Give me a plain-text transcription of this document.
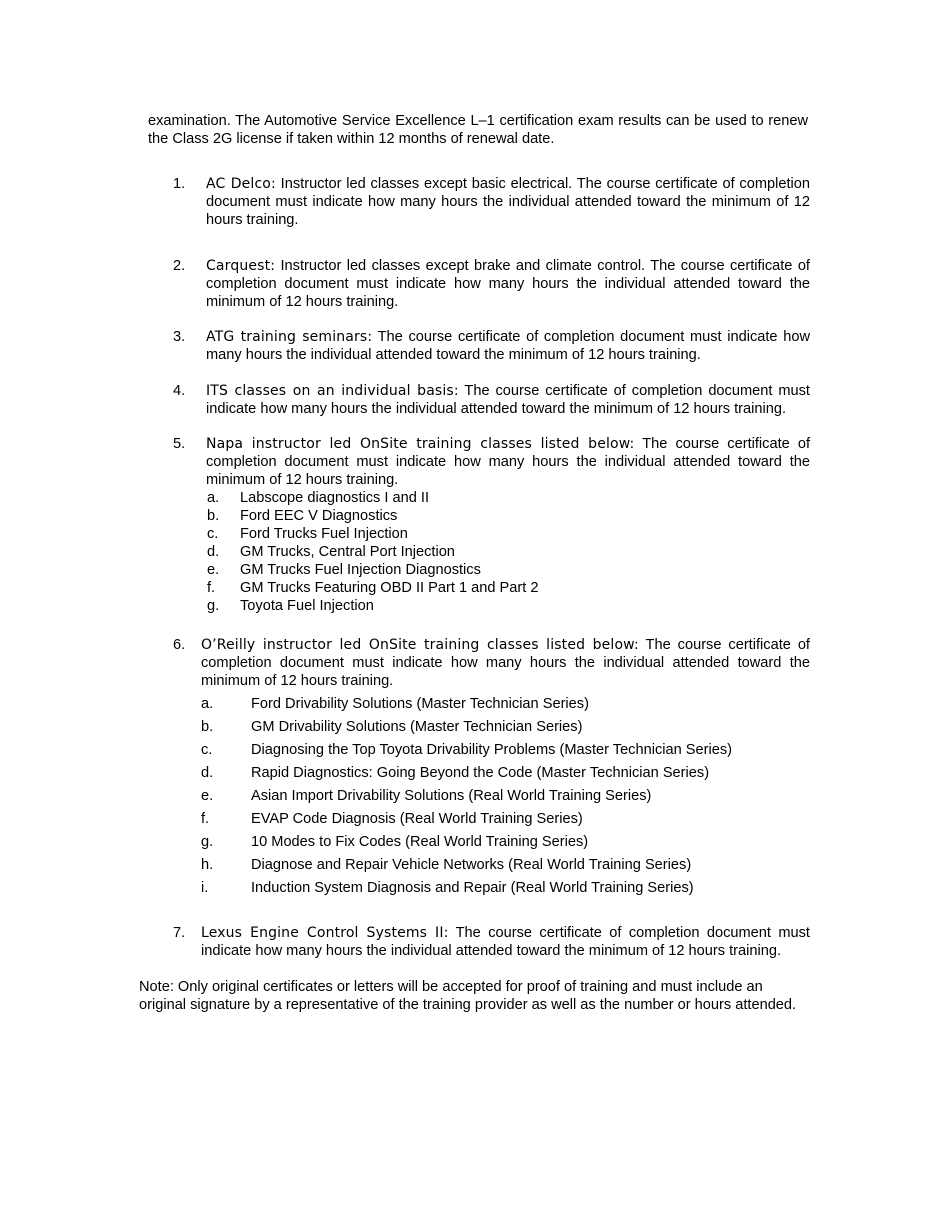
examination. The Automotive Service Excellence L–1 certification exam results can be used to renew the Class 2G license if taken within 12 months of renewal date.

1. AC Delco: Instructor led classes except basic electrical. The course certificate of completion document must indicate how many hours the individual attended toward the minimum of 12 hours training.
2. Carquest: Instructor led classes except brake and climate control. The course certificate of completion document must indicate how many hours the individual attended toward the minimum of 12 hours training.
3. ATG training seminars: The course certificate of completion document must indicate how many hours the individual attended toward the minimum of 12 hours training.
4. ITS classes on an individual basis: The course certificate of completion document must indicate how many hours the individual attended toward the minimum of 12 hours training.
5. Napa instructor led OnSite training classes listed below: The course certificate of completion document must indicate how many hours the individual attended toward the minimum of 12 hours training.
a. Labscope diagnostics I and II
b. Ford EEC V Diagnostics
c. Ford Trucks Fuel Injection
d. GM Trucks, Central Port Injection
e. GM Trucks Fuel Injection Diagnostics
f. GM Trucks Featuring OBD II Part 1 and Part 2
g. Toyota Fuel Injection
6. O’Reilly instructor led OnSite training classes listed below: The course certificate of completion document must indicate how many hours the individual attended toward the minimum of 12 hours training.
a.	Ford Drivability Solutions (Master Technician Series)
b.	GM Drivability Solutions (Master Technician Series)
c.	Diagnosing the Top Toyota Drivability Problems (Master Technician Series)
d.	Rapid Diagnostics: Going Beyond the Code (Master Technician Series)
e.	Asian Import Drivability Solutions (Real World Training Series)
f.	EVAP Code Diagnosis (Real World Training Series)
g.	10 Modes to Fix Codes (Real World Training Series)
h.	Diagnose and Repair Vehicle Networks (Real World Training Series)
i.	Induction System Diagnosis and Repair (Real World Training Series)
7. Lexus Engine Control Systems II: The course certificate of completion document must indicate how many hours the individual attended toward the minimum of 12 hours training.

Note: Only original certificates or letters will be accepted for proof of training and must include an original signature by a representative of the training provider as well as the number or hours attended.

───

*Stated task:* Reproduce each line exactly, please, except for any pictures.

*Final result:*
Give me a plain-text transcription of this document.
examination. The Automotive Service Excellence L–1 certification exam results can be used to renew the Class 2G license if taken within 12 months of renewal date.

1. AC Delco: Instructor led classes except basic electrical. The course certificate of completion document must indicate how many hours the individual attended toward the minimum of 12 hours training.
2. Carquest: Instructor led classes except brake and climate control. The course certificate of completion document must indicate how many hours the individual attended toward the minimum of 12 hours training.
3. ATG training seminars: The course certificate of completion document must indicate how many hours the individual attended toward the minimum of 12 hours training.
4. ITS classes on an individual basis: The course certificate of completion document must indicate how many hours the individual attended toward the minimum of 12 hours training.
5. Napa instructor led OnSite training classes listed below: The course certificate of completion document must indicate how many hours the individual attended toward the minimum of 12 hours training.
a. Labscope diagnostics I and II
b. Ford EEC V Diagnostics
c. Ford Trucks Fuel Injection
d. GM Trucks, Central Port Injection
e. GM Trucks Fuel Injection Diagnostics
f. GM Trucks Featuring OBD II Part 1 and Part 2
g. Toyota Fuel Injection
6. O’Reilly instructor led OnSite training classes listed below: The course certificate of completion document must indicate how many hours the individual attended toward the minimum of 12 hours training.
a.	Ford Drivability Solutions (Master Technician Series)
b.	GM Drivability Solutions (Master Technician Series)
c.	Diagnosing the Top Toyota Drivability Problems (Master Technician Series)
d.	Rapid Diagnostics: Going Beyond the Code (Master Technician Series)
e.	Asian Import Drivability Solutions (Real World Training Series)
f.	EVAP Code Diagnosis (Real World Training Series)
g.	10 Modes to Fix Codes (Real World Training Series)
h.	Diagnose and Repair Vehicle Networks (Real World Training Series)
i.	Induction System Diagnosis and Repair (Real World Training Series)
7. Lexus Engine Control Systems II: The course certificate of completion document must indicate how many hours the individual attended toward the minimum of 12 hours training.

Note: Only original certificates or letters will be accepted for proof of training and must include an original signature by a representative of the training provider as well as the number or hours attended.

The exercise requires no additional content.